Lines of data
★ ★ ★

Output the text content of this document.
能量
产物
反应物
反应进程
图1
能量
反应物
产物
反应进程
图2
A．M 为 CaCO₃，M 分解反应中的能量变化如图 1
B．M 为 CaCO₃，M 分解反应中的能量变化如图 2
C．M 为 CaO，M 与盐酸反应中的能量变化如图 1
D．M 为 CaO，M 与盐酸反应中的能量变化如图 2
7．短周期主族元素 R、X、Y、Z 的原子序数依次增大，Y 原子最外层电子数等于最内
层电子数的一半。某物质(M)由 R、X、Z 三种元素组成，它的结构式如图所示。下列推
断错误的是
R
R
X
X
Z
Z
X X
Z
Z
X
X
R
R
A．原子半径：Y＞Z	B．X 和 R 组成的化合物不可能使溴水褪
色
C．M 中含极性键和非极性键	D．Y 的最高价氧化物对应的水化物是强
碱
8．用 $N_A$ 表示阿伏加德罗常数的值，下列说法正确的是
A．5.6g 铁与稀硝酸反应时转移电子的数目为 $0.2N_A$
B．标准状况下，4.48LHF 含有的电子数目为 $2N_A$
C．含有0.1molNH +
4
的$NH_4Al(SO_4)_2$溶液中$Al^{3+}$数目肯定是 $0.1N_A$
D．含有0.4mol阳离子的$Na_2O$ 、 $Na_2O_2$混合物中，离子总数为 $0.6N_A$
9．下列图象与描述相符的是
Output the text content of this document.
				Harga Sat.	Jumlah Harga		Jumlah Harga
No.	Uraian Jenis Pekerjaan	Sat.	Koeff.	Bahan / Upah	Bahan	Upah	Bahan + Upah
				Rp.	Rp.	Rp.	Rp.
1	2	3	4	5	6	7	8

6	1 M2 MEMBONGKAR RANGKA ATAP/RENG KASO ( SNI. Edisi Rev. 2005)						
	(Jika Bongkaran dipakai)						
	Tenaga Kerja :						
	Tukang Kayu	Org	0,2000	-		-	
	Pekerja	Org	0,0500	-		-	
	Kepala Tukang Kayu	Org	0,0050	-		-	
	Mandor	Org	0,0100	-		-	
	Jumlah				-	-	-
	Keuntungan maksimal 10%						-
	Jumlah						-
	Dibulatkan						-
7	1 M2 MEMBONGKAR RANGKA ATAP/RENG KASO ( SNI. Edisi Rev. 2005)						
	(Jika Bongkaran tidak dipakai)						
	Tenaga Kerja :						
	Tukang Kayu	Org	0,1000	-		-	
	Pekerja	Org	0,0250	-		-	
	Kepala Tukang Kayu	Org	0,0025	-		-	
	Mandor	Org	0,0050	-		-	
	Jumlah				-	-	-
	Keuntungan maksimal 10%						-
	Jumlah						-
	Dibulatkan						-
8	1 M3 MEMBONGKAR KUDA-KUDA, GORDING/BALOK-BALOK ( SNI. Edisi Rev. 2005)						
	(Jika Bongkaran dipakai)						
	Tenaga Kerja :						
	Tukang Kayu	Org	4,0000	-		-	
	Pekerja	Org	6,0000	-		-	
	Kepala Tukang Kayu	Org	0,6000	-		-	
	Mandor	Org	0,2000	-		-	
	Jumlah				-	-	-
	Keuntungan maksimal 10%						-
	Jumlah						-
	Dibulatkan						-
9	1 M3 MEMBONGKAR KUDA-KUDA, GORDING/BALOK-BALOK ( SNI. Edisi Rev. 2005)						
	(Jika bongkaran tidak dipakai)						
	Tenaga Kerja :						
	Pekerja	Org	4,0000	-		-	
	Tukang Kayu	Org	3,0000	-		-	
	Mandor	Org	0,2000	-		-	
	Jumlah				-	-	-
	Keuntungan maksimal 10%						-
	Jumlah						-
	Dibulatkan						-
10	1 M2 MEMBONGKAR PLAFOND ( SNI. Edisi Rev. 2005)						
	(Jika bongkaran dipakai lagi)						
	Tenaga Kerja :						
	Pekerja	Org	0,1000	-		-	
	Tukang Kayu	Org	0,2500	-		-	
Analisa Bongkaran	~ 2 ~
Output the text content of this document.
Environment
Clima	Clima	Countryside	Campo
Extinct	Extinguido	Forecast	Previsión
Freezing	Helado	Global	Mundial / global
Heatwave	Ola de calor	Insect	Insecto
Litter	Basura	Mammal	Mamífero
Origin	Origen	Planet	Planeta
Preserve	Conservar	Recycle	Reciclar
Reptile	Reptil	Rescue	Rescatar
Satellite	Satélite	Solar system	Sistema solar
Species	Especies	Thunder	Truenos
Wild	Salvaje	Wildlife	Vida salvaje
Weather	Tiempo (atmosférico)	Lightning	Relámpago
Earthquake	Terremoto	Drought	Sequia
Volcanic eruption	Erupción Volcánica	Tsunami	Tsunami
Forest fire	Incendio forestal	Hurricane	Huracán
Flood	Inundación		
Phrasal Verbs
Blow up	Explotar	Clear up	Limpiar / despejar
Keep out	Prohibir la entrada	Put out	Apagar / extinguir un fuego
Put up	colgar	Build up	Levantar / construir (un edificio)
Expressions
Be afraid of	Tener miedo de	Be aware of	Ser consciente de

★ ★ ★

* [Required task] Gather all lines from the listing above in which "Tukang" occurs.

* [Full answer]
	Tukang Kayu	Org	0,2000	-		-	
	Kepala Tukang Kayu	Org	0,0050	-		-	
	Tukang Kayu	Org	0,1000	-		-	
	Kepala Tukang Kayu	Org	0,0025	-		-	
	Tukang Kayu	Org	4,0000	-		-	
	Kepala Tukang Kayu	Org	0,6000	-		-	
	Tukang Kayu	Org	3,0000	-		-	
	Tukang Kayu	Org	0,2500	-		-	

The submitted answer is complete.